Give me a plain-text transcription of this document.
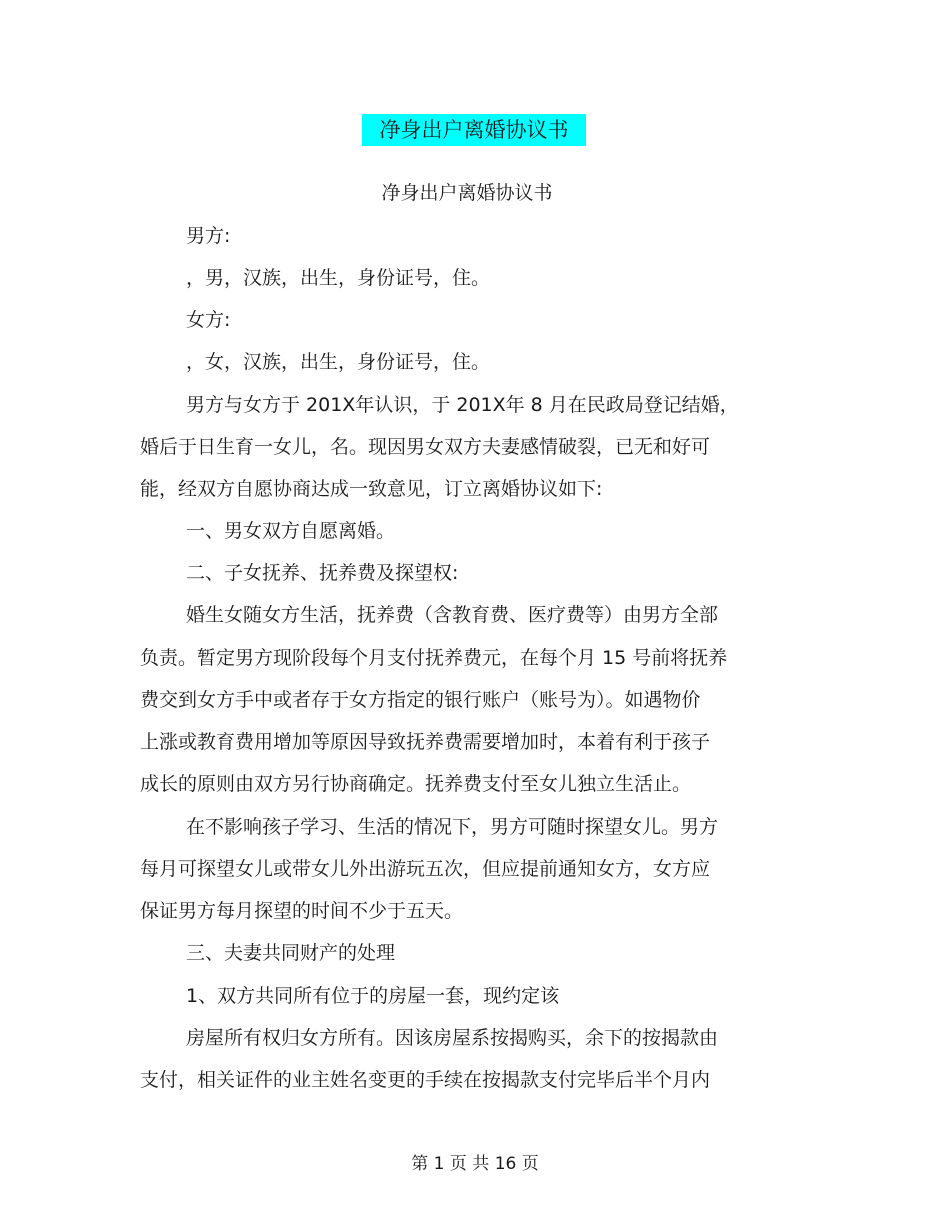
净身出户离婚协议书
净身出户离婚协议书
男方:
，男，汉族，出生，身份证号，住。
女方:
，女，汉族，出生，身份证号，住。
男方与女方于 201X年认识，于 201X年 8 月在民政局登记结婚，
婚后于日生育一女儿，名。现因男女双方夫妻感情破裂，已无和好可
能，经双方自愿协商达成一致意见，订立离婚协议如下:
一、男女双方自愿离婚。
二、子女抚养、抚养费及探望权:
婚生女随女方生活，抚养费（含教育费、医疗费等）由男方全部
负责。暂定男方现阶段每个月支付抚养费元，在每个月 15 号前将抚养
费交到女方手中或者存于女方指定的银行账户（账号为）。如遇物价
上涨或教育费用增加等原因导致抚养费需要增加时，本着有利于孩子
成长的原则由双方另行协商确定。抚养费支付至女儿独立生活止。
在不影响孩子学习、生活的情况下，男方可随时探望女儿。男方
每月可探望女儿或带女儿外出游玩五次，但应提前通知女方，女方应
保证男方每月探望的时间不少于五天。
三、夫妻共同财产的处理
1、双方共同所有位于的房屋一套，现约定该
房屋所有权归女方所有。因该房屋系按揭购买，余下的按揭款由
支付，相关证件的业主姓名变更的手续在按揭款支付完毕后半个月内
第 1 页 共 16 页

» **THE PROBLEM**: The entries above should be reproduced exactly, without their pictures.

» **EXERCISE SOLUTION**:
Give me a plain-text transcription of this document.
净身出户离婚协议书
净身出户离婚协议书
男方:
，男，汉族，出生，身份证号，住。
女方:
，女，汉族，出生，身份证号，住。
男方与女方于 201X年认识，于 201X年 8 月在民政局登记结婚，
婚后于日生育一女儿，名。现因男女双方夫妻感情破裂，已无和好可
能，经双方自愿协商达成一致意见，订立离婚协议如下:
一、男女双方自愿离婚。
二、子女抚养、抚养费及探望权:
婚生女随女方生活，抚养费（含教育费、医疗费等）由男方全部
负责。暂定男方现阶段每个月支付抚养费元，在每个月 15 号前将抚养
费交到女方手中或者存于女方指定的银行账户（账号为）。如遇物价
上涨或教育费用增加等原因导致抚养费需要增加时，本着有利于孩子
成长的原则由双方另行协商确定。抚养费支付至女儿独立生活止。
在不影响孩子学习、生活的情况下，男方可随时探望女儿。男方
每月可探望女儿或带女儿外出游玩五次，但应提前通知女方，女方应
保证男方每月探望的时间不少于五天。
三、夫妻共同财产的处理
1、双方共同所有位于的房屋一套，现约定该
房屋所有权归女方所有。因该房屋系按揭购买，余下的按揭款由
支付，相关证件的业主姓名变更的手续在按揭款支付完毕后半个月内
第 1 页 共 16 页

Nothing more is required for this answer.